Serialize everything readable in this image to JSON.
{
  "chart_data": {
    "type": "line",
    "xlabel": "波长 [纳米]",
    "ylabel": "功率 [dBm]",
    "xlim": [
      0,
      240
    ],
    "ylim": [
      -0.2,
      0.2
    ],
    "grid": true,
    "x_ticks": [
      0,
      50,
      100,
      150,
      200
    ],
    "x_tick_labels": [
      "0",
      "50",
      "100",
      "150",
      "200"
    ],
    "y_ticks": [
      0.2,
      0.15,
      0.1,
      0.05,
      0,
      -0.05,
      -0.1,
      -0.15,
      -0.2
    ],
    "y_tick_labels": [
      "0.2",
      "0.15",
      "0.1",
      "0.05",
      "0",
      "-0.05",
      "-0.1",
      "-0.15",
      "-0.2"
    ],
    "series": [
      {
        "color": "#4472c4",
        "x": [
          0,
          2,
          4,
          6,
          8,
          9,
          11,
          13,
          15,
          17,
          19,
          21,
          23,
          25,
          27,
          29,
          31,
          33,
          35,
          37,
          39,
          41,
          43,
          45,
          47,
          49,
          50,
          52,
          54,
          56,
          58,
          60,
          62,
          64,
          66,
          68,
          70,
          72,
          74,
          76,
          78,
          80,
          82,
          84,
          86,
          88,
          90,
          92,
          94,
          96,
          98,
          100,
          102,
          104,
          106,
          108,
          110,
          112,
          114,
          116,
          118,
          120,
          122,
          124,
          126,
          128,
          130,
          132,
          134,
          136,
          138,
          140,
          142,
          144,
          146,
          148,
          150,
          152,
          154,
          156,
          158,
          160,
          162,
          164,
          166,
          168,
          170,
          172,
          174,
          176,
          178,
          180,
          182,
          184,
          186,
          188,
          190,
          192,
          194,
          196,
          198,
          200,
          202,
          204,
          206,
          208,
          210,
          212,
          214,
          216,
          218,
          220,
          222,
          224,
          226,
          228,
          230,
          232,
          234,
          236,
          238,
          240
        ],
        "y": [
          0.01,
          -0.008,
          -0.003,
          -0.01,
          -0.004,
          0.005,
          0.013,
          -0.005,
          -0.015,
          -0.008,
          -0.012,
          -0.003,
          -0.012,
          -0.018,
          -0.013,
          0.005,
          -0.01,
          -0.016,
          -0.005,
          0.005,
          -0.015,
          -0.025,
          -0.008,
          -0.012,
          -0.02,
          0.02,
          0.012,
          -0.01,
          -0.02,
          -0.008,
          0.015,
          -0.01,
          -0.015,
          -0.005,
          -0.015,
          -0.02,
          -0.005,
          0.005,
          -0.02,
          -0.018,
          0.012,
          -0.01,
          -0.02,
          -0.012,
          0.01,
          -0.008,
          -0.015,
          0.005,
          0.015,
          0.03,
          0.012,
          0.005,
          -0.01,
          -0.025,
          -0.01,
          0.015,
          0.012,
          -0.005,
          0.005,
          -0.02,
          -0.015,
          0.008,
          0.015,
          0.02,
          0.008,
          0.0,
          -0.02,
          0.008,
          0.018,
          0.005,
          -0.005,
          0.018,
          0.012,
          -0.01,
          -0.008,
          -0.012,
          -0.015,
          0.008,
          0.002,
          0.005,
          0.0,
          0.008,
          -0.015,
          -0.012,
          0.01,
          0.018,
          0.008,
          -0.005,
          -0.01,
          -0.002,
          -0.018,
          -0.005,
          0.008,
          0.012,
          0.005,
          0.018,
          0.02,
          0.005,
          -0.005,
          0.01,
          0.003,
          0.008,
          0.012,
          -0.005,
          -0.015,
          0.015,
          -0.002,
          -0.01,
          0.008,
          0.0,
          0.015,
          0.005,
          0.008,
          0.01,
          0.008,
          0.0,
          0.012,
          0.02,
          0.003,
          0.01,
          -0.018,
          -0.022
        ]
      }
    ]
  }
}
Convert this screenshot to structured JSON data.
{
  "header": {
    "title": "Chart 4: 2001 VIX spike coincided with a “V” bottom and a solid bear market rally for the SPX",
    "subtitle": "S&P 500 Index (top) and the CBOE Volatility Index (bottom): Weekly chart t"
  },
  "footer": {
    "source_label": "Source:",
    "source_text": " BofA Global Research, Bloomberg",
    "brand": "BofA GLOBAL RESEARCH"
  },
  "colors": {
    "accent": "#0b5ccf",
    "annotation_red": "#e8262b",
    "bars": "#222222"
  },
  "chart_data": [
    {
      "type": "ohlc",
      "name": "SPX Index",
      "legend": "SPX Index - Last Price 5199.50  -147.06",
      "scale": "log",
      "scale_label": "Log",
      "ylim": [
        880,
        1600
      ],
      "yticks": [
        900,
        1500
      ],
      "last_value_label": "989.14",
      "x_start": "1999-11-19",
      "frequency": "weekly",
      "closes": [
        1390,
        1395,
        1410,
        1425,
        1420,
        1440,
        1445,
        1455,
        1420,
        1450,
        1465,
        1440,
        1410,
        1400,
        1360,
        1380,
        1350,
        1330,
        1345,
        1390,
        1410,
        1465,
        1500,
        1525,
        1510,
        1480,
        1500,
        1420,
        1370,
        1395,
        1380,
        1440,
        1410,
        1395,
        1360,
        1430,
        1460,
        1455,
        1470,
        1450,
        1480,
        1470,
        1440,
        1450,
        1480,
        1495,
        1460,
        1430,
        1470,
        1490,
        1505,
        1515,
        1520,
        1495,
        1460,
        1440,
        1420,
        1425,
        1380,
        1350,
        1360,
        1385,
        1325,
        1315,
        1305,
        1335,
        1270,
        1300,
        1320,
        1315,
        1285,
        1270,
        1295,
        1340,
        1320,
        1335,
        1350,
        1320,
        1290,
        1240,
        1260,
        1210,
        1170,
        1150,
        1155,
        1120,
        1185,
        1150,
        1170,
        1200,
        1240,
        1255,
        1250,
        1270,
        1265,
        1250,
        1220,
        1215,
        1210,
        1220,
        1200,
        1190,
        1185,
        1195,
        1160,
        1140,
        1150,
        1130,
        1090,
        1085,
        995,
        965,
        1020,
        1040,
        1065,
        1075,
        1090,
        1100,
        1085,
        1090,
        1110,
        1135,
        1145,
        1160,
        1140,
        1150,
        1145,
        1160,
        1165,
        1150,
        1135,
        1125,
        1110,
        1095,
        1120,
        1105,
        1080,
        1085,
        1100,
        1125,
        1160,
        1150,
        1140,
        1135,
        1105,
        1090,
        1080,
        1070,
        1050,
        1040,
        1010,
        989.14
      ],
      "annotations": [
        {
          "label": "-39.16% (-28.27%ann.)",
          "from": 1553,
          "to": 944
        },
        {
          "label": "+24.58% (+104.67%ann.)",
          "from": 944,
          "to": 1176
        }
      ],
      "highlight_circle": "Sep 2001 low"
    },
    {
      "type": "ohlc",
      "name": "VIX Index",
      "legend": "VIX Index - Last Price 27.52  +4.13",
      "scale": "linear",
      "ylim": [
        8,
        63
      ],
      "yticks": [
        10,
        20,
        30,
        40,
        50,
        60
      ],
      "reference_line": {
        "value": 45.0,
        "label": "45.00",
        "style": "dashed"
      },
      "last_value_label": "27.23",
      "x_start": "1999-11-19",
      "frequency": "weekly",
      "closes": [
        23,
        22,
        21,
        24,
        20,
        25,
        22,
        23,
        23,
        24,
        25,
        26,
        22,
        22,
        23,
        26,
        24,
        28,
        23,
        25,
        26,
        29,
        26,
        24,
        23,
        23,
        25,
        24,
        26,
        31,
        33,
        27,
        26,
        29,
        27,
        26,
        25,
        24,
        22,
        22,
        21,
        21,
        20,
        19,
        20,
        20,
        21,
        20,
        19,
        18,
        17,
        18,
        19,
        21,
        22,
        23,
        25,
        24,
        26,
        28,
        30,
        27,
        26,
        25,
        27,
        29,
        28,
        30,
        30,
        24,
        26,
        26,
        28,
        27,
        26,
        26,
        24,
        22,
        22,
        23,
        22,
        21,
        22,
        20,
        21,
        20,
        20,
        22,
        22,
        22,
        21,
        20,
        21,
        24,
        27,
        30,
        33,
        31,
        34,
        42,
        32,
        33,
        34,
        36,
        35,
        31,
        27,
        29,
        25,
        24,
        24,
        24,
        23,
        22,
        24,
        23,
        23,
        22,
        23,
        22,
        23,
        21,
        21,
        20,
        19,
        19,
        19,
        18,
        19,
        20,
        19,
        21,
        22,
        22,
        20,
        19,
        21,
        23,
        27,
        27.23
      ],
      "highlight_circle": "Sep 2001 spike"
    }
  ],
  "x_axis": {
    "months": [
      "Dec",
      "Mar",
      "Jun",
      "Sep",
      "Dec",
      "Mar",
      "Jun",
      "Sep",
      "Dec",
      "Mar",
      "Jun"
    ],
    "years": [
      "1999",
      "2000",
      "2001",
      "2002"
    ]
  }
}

**********

● **Your objective**
Report every line containing the word "legend" from the listing above.

● **Output for this exercise**
      "legend": "SPX Index - Last Price 5199.50  -147.06",
      "legend": "VIX Index - Last Price 27.52  +4.13",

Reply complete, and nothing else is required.